▸ WORK INSTRUCTIONS: Copy the data word for word, keeping every line.

▶

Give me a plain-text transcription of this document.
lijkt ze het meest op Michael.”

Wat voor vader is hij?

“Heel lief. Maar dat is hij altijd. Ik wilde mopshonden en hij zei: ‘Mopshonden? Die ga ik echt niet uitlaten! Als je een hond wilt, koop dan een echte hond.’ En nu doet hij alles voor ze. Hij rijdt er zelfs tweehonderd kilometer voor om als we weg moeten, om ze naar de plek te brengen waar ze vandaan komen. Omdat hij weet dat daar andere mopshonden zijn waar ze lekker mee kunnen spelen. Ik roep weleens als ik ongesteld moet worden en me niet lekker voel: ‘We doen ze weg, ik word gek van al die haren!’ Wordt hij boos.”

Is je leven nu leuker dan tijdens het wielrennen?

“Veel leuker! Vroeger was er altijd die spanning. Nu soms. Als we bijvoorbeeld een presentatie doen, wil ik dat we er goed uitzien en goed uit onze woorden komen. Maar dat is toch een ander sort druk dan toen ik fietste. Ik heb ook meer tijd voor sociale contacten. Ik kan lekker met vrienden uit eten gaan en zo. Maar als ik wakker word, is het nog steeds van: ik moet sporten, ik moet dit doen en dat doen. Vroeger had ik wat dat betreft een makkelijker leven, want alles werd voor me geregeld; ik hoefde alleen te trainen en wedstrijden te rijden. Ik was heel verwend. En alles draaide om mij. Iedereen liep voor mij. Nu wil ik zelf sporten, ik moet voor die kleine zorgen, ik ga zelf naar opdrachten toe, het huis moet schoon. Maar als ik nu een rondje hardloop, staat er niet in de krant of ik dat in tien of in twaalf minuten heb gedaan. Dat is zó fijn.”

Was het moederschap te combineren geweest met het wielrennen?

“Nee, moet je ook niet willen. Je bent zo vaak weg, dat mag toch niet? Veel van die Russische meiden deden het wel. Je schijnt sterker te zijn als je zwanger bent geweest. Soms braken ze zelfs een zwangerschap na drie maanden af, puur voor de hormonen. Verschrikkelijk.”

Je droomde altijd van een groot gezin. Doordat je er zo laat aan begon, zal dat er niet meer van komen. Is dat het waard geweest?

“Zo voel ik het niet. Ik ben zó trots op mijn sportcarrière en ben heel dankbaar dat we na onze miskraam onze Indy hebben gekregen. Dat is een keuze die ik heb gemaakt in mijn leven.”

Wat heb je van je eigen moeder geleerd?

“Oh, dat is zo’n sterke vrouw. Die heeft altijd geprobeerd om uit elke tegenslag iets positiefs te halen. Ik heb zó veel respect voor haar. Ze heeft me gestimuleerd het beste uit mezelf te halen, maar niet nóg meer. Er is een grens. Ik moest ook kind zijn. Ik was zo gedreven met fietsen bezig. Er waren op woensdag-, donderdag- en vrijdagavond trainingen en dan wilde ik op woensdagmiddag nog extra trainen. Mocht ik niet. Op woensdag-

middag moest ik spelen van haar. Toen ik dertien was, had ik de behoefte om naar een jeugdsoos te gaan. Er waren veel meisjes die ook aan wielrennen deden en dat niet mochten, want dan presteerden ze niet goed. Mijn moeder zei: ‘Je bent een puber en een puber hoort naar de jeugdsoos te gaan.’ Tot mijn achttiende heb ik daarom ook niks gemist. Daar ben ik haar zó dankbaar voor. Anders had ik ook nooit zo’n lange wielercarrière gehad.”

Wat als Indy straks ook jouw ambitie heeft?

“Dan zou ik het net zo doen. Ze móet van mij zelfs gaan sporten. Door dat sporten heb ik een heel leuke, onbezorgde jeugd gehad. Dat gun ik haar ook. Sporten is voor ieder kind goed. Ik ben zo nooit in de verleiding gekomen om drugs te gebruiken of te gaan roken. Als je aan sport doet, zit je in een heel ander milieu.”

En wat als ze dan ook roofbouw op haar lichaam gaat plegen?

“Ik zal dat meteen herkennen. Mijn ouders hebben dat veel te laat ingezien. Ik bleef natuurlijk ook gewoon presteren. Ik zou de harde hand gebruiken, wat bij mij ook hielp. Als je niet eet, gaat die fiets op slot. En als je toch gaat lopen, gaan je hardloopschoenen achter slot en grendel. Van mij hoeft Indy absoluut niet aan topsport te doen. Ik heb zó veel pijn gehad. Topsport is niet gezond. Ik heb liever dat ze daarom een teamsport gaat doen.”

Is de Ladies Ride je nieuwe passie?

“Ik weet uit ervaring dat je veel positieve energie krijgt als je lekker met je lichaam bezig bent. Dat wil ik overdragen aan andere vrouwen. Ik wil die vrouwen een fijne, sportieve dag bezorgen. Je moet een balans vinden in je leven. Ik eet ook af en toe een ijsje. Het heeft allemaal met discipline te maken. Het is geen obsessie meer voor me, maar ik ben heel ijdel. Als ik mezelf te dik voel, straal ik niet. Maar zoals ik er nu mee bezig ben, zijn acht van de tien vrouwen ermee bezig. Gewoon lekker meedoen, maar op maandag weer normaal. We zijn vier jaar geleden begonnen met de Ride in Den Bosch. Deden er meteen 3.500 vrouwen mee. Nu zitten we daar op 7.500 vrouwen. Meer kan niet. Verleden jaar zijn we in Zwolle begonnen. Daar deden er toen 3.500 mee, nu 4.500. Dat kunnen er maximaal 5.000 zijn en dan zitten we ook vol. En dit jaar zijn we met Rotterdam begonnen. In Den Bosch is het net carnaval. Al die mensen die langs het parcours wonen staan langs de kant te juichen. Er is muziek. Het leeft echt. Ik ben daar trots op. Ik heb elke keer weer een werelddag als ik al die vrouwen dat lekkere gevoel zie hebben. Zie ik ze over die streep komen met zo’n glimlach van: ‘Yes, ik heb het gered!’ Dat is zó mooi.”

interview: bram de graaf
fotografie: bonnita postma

◀

▸ FINAL RESULT:
Give me a plain-text transcription of this document.
lijkt ze het meest op Michael.”

Wat voor vader is hij?

“Heel lief. Maar dat is hij altijd. Ik wilde mopshonden en hij zei: ‘Mopshonden? Die ga ik echt niet uitlaten! Als je een hond wilt, koop dan een echte hond.’ En nu doet hij alles voor ze. Hij rijdt er zelfs tweehonderd kilometer voor om als we weg moeten, om ze naar de plek te brengen waar ze vandaan komen. Omdat hij weet dat daar andere mopshonden zijn waar ze lekker mee kunnen spelen. Ik roep weleens als ik ongesteld moet worden en me niet lekker voel: ‘We doen ze weg, ik word gek van al die haren!’ Wordt hij boos.”

Is je leven nu leuker dan tijdens het wielrennen?

“Veel leuker! Vroeger was er altijd die spanning. Nu soms. Als we bijvoorbeeld een presentatie doen, wil ik dat we er goed uitzien en goed uit onze woorden komen. Maar dat is toch een ander sort druk dan toen ik fietste. Ik heb ook meer tijd voor sociale contacten. Ik kan lekker met vrienden uit eten gaan en zo. Maar als ik wakker word, is het nog steeds van: ik moet sporten, ik moet dit doen en dat doen. Vroeger had ik wat dat betreft een makkelijker leven, want alles werd voor me geregeld; ik hoefde alleen te trainen en wedstrijden te rijden. Ik was heel verwend. En alles draaide om mij. Iedereen liep voor mij. Nu wil ik zelf sporten, ik moet voor die kleine zorgen, ik ga zelf naar opdrachten toe, het huis moet schoon. Maar als ik nu een rondje hardloop, staat er niet in de krant of ik dat in tien of in twaalf minuten heb gedaan. Dat is zó fijn.”

Was het moederschap te combineren geweest met het wielrennen?

“Nee, moet je ook niet willen. Je bent zo vaak weg, dat mag toch niet? Veel van die Russische meiden deden het wel. Je schijnt sterker te zijn als je zwanger bent geweest. Soms braken ze zelfs een zwangerschap na drie maanden af, puur voor de hormonen. Verschrikkelijk.”

Je droomde altijd van een groot gezin. Doordat je er zo laat aan begon, zal dat er niet meer van komen. Is dat het waard geweest?

“Zo voel ik het niet. Ik ben zó trots op mijn sportcarrière en ben heel dankbaar dat we na onze miskraam onze Indy hebben gekregen. Dat is een keuze die ik heb gemaakt in mijn leven.”

Wat heb je van je eigen moeder geleerd?

“Oh, dat is zo’n sterke vrouw. Die heeft altijd geprobeerd om uit elke tegenslag iets positiefs te halen. Ik heb zó veel respect voor haar. Ze heeft me gestimuleerd het beste uit mezelf te halen, maar niet nóg meer. Er is een grens. Ik moest ook kind zijn. Ik was zo gedreven met fietsen bezig. Er waren op woensdag-, donderdag- en vrijdagavond trainingen en dan wilde ik op woensdagmiddag nog extra trainen. Mocht ik niet. Op woensdag-

middag moest ik spelen van haar. Toen ik dertien was, had ik de behoefte om naar een jeugdsoos te gaan. Er waren veel meisjes die ook aan wielrennen deden en dat niet mochten, want dan presteerden ze niet goed. Mijn moeder zei: ‘Je bent een puber en een puber hoort naar de jeugdsoos te gaan.’ Tot mijn achttiende heb ik daarom ook niks gemist. Daar ben ik haar zó dankbaar voor. Anders had ik ook nooit zo’n lange wielercarrière gehad.”

Wat als Indy straks ook jouw ambitie heeft?

“Dan zou ik het net zo doen. Ze móet van mij zelfs gaan sporten. Door dat sporten heb ik een heel leuke, onbezorgde jeugd gehad. Dat gun ik haar ook. Sporten is voor ieder kind goed. Ik ben zo nooit in de verleiding gekomen om drugs te gebruiken of te gaan roken. Als je aan sport doet, zit je in een heel ander milieu.”

En wat als ze dan ook roofbouw op haar lichaam gaat plegen?

“Ik zal dat meteen herkennen. Mijn ouders hebben dat veel te laat ingezien. Ik bleef natuurlijk ook gewoon presteren. Ik zou de harde hand gebruiken, wat bij mij ook hielp. Als je niet eet, gaat die fiets op slot. En als je toch gaat lopen, gaan je hardloopschoenen achter slot en grendel. Van mij hoeft Indy absoluut niet aan topsport te doen. Ik heb zó veel pijn gehad. Topsport is niet gezond. Ik heb liever dat ze daarom een teamsport gaat doen.”

Is de Ladies Ride je nieuwe passie?

“Ik weet uit ervaring dat je veel positieve energie krijgt als je lekker met je lichaam bezig bent. Dat wil ik overdragen aan andere vrouwen. Ik wil die vrouwen een fijne, sportieve dag bezorgen. Je moet een balans vinden in je leven. Ik eet ook af en toe een ijsje. Het heeft allemaal met discipline te maken. Het is geen obsessie meer voor me, maar ik ben heel ijdel. Als ik mezelf te dik voel, straal ik niet. Maar zoals ik er nu mee bezig ben, zijn acht van de tien vrouwen ermee bezig. Gewoon lekker meedoen, maar op maandag weer normaal. We zijn vier jaar geleden begonnen met de Ride in Den Bosch. Deden er meteen 3.500 vrouwen mee. Nu zitten we daar op 7.500 vrouwen. Meer kan niet. Verleden jaar zijn we in Zwolle begonnen. Daar deden er toen 3.500 mee, nu 4.500. Dat kunnen er maximaal 5.000 zijn en dan zitten we ook vol. En dit jaar zijn we met Rotterdam begonnen. In Den Bosch is het net carnaval. Al die mensen die langs het parcours wonen staan langs de kant te juichen. Er is muziek. Het leeft echt. Ik ben daar trots op. Ik heb elke keer weer een werelddag als ik al die vrouwen dat lekkere gevoel zie hebben. Zie ik ze over die streep komen met zo’n glimlach van: ‘Yes, ik heb het gered!’ Dat is zó mooi.”

interview: bram de graaf
fotografie: bonnita postma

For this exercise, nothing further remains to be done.